GIVEN REQUEST: Look through the listing and locate every line containing the word "label"; copy those lines.
[Start of MATERIAL FOR THIS TASK]
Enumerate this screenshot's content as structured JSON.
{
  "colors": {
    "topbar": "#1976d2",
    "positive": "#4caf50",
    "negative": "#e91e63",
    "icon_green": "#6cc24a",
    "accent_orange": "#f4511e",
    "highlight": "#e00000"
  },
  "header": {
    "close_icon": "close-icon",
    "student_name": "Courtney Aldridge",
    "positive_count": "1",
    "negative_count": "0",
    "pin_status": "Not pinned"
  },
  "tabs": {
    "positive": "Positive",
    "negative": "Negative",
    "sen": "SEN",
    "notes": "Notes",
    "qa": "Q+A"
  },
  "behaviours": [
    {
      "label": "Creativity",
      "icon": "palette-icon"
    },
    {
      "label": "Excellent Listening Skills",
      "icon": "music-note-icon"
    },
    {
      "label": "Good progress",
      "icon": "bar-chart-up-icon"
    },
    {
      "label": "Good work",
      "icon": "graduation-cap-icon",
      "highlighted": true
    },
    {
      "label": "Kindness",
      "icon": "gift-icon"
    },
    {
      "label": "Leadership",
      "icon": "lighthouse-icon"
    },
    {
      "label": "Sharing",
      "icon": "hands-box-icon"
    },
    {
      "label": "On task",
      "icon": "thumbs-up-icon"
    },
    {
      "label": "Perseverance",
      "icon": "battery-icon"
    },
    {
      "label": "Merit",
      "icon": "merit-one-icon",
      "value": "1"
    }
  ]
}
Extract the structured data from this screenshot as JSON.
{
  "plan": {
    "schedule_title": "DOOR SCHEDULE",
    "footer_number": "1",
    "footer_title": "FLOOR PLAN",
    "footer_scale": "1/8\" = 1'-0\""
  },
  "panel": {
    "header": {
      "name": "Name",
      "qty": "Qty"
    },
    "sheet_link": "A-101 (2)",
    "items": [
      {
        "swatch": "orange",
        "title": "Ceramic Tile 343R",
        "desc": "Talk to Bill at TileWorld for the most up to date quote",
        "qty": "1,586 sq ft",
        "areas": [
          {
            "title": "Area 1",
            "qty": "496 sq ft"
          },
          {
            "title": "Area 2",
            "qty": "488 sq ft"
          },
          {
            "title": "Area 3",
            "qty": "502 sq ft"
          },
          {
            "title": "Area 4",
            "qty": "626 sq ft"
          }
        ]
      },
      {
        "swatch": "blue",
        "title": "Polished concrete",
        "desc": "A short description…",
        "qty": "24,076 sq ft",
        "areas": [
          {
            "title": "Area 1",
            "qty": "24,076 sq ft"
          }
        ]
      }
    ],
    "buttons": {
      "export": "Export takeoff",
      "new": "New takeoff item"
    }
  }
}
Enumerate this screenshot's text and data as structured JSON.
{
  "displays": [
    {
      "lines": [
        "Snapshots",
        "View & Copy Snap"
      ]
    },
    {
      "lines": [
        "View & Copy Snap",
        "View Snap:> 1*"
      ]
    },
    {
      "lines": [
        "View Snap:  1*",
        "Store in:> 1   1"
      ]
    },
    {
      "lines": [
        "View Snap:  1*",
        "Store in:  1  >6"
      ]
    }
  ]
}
[End of MATERIAL FOR THIS TASK]
RESULT BELOW:
      "label": "Creativity",
      "label": "Excellent Listening Skills",
      "label": "Good progress",
      "label": "Good work",
      "label": "Kindness",
      "label": "Leadership",
      "label": "Sharing",
      "label": "On task",
      "label": "Perseverance",
      "label": "Merit",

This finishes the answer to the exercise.